Items from a figure collection:

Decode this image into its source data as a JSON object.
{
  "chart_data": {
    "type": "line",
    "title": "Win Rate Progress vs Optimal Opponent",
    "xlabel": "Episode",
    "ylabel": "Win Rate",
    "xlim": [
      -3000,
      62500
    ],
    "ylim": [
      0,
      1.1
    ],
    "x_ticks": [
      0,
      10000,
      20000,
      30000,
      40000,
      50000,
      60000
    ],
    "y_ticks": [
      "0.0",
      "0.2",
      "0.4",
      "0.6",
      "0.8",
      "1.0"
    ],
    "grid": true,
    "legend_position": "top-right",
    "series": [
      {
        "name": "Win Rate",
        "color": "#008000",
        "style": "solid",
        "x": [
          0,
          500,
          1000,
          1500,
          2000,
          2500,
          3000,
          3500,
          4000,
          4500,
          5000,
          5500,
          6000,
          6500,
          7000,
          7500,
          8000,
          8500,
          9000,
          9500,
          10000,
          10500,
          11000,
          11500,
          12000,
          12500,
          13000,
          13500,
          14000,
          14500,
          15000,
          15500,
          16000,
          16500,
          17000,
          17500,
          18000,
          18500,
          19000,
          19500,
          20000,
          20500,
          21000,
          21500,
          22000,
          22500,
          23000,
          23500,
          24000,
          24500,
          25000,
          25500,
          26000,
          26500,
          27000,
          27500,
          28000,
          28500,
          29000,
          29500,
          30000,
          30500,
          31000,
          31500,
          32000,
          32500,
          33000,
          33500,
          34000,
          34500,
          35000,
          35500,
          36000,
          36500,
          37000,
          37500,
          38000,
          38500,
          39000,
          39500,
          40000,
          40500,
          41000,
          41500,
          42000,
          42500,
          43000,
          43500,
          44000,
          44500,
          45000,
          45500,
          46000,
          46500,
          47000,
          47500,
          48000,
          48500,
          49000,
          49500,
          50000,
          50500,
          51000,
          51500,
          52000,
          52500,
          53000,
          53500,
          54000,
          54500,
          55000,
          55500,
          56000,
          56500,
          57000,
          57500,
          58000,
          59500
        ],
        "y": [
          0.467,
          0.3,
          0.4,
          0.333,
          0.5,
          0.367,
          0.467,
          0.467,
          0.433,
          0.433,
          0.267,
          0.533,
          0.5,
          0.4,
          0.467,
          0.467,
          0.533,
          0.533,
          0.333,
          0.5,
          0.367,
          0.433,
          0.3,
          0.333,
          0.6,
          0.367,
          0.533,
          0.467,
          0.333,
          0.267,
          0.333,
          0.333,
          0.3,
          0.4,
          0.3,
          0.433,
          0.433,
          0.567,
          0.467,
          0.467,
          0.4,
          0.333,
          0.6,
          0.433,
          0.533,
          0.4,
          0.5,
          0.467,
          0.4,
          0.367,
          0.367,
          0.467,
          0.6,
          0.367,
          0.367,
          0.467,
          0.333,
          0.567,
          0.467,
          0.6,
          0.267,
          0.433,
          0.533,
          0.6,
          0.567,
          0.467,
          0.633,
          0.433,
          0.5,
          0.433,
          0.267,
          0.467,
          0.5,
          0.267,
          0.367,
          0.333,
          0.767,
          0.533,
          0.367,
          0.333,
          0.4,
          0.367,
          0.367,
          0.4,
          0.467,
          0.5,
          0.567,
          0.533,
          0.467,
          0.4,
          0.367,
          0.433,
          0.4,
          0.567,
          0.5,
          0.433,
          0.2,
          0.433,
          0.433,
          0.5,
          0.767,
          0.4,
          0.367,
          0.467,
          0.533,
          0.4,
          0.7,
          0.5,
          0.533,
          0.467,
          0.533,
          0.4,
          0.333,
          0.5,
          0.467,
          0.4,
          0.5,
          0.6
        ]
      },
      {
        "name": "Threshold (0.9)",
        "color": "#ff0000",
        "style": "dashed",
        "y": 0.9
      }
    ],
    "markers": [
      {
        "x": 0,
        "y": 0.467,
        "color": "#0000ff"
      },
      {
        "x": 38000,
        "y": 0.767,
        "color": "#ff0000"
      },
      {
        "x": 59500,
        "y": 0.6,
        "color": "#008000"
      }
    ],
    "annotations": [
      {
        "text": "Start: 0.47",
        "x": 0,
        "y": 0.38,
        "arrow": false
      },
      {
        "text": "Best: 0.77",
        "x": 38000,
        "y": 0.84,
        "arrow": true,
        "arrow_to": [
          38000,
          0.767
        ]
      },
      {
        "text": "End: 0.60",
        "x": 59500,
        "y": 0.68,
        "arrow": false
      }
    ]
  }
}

> [Exercise task]
Write out the data again, exactly and in full.

> [Answer below]
Decode this image into its source data as a JSON object.
{
  "chart_data": {
    "type": "line",
    "title": "Win Rate Progress vs Optimal Opponent",
    "xlabel": "Episode",
    "ylabel": "Win Rate",
    "xlim": [
      -3000,
      62500
    ],
    "ylim": [
      0,
      1.1
    ],
    "x_ticks": [
      0,
      10000,
      20000,
      30000,
      40000,
      50000,
      60000
    ],
    "y_ticks": [
      "0.0",
      "0.2",
      "0.4",
      "0.6",
      "0.8",
      "1.0"
    ],
    "grid": true,
    "legend_position": "top-right",
    "series": [
      {
        "name": "Win Rate",
        "color": "#008000",
        "style": "solid",
        "x": [
          0,
          500,
          1000,
          1500,
          2000,
          2500,
          3000,
          3500,
          4000,
          4500,
          5000,
          5500,
          6000,
          6500,
          7000,
          7500,
          8000,
          8500,
          9000,
          9500,
          10000,
          10500,
          11000,
          11500,
          12000,
          12500,
          13000,
          13500,
          14000,
          14500,
          15000,
          15500,
          16000,
          16500,
          17000,
          17500,
          18000,
          18500,
          19000,
          19500,
          20000,
          20500,
          21000,
          21500,
          22000,
          22500,
          23000,
          23500,
          24000,
          24500,
          25000,
          25500,
          26000,
          26500,
          27000,
          27500,
          28000,
          28500,
          29000,
          29500,
          30000,
          30500,
          31000,
          31500,
          32000,
          32500,
          33000,
          33500,
          34000,
          34500,
          35000,
          35500,
          36000,
          36500,
          37000,
          37500,
          38000,
          38500,
          39000,
          39500,
          40000,
          40500,
          41000,
          41500,
          42000,
          42500,
          43000,
          43500,
          44000,
          44500,
          45000,
          45500,
          46000,
          46500,
          47000,
          47500,
          48000,
          48500,
          49000,
          49500,
          50000,
          50500,
          51000,
          51500,
          52000,
          52500,
          53000,
          53500,
          54000,
          54500,
          55000,
          55500,
          56000,
          56500,
          57000,
          57500,
          58000,
          59500
        ],
        "y": [
          0.467,
          0.3,
          0.4,
          0.333,
          0.5,
          0.367,
          0.467,
          0.467,
          0.433,
          0.433,
          0.267,
          0.533,
          0.5,
          0.4,
          0.467,
          0.467,
          0.533,
          0.533,
          0.333,
          0.5,
          0.367,
          0.433,
          0.3,
          0.333,
          0.6,
          0.367,
          0.533,
          0.467,
          0.333,
          0.267,
          0.333,
          0.333,
          0.3,
          0.4,
          0.3,
          0.433,
          0.433,
          0.567,
          0.467,
          0.467,
          0.4,
          0.333,
          0.6,
          0.433,
          0.533,
          0.4,
          0.5,
          0.467,
          0.4,
          0.367,
          0.367,
          0.467,
          0.6,
          0.367,
          0.367,
          0.467,
          0.333,
          0.567,
          0.467,
          0.6,
          0.267,
          0.433,
          0.533,
          0.6,
          0.567,
          0.467,
          0.633,
          0.433,
          0.5,
          0.433,
          0.267,
          0.467,
          0.5,
          0.267,
          0.367,
          0.333,
          0.767,
          0.533,
          0.367,
          0.333,
          0.4,
          0.367,
          0.367,
          0.4,
          0.467,
          0.5,
          0.567,
          0.533,
          0.467,
          0.4,
          0.367,
          0.433,
          0.4,
          0.567,
          0.5,
          0.433,
          0.2,
          0.433,
          0.433,
          0.5,
          0.767,
          0.4,
          0.367,
          0.467,
          0.533,
          0.4,
          0.7,
          0.5,
          0.533,
          0.467,
          0.533,
          0.4,
          0.333,
          0.5,
          0.467,
          0.4,
          0.5,
          0.6
        ]
      },
      {
        "name": "Threshold (0.9)",
        "color": "#ff0000",
        "style": "dashed",
        "y": 0.9
      }
    ],
    "markers": [
      {
        "x": 0,
        "y": 0.467,
        "color": "#0000ff"
      },
      {
        "x": 38000,
        "y": 0.767,
        "color": "#ff0000"
      },
      {
        "x": 59500,
        "y": 0.6,
        "color": "#008000"
      }
    ],
    "annotations": [
      {
        "text": "Start: 0.47",
        "x": 0,
        "y": 0.38,
        "arrow": false
      },
      {
        "text": "Best: 0.77",
        "x": 38000,
        "y": 0.84,
        "arrow": true,
        "arrow_to": [
          38000,
          0.767
        ]
      },
      {
        "text": "End: 0.60",
        "x": 59500,
        "y": 0.68,
        "arrow": false
      }
    ]
  }
}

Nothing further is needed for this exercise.